Aim of the task: Copy every line of the records below that holds the word "this".

Dataset records:
· · · ·

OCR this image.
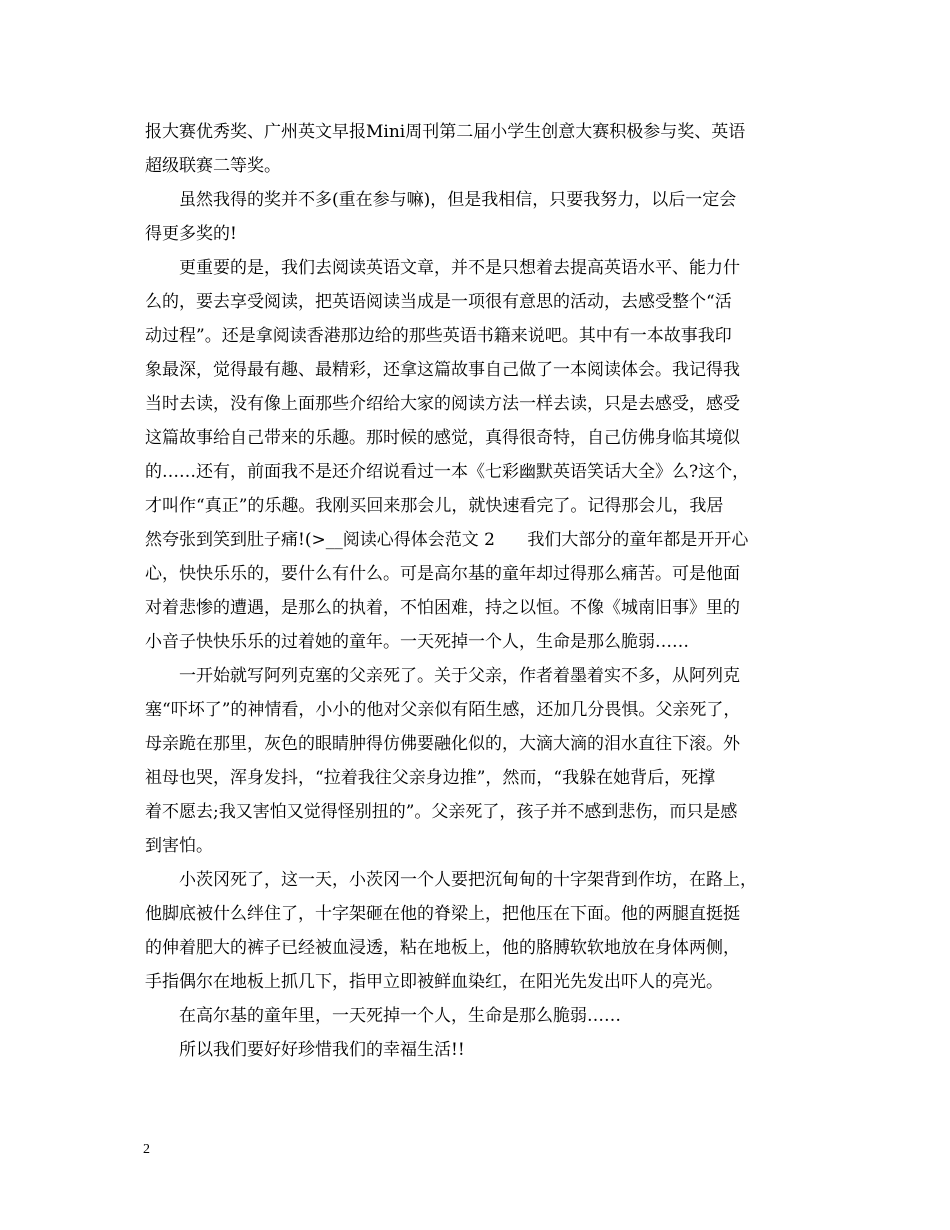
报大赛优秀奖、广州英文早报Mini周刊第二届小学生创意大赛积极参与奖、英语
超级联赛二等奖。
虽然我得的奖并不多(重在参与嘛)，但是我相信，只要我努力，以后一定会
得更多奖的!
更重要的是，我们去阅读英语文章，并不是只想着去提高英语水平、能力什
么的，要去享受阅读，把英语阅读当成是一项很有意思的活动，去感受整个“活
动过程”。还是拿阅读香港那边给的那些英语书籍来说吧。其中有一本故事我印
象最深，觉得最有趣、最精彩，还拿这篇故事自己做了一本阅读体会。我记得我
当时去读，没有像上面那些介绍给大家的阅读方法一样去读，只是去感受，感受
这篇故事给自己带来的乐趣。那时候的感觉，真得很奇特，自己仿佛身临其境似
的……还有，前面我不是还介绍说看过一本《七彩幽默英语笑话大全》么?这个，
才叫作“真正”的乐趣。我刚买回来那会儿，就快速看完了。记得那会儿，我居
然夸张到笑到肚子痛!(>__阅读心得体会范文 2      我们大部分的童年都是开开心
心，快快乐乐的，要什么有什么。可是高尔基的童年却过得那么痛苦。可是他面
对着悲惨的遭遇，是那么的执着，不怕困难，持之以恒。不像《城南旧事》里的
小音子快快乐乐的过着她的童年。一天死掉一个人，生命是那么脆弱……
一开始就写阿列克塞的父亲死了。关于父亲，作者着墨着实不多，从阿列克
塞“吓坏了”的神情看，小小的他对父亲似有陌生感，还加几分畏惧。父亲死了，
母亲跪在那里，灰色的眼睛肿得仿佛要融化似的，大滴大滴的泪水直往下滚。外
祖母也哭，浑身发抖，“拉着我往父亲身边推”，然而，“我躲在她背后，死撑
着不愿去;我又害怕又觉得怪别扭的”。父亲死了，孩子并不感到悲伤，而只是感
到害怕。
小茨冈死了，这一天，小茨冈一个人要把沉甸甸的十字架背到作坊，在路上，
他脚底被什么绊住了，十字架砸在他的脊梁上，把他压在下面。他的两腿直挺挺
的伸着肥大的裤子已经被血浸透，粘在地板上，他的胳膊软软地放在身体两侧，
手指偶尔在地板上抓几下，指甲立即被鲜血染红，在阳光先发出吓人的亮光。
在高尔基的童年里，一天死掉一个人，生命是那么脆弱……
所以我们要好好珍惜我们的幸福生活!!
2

· · · ·

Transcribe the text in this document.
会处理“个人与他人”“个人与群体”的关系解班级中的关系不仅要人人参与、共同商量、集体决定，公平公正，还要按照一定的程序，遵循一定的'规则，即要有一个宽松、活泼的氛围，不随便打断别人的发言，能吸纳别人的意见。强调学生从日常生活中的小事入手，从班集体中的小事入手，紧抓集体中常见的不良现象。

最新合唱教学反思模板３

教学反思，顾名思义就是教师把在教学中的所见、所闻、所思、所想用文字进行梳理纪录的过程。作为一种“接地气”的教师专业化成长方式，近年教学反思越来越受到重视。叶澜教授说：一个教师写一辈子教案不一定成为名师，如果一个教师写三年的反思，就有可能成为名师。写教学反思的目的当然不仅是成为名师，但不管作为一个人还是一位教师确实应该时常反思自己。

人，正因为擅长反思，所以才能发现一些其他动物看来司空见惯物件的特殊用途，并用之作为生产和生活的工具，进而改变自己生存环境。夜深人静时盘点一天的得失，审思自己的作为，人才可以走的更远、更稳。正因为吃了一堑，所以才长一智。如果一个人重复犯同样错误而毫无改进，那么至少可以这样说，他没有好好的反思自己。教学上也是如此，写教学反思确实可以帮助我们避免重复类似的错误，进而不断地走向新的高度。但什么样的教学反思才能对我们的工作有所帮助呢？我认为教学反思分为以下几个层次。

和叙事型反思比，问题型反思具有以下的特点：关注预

· · · ·

Correct response:
OCR this image.
Transcribe the text in this document.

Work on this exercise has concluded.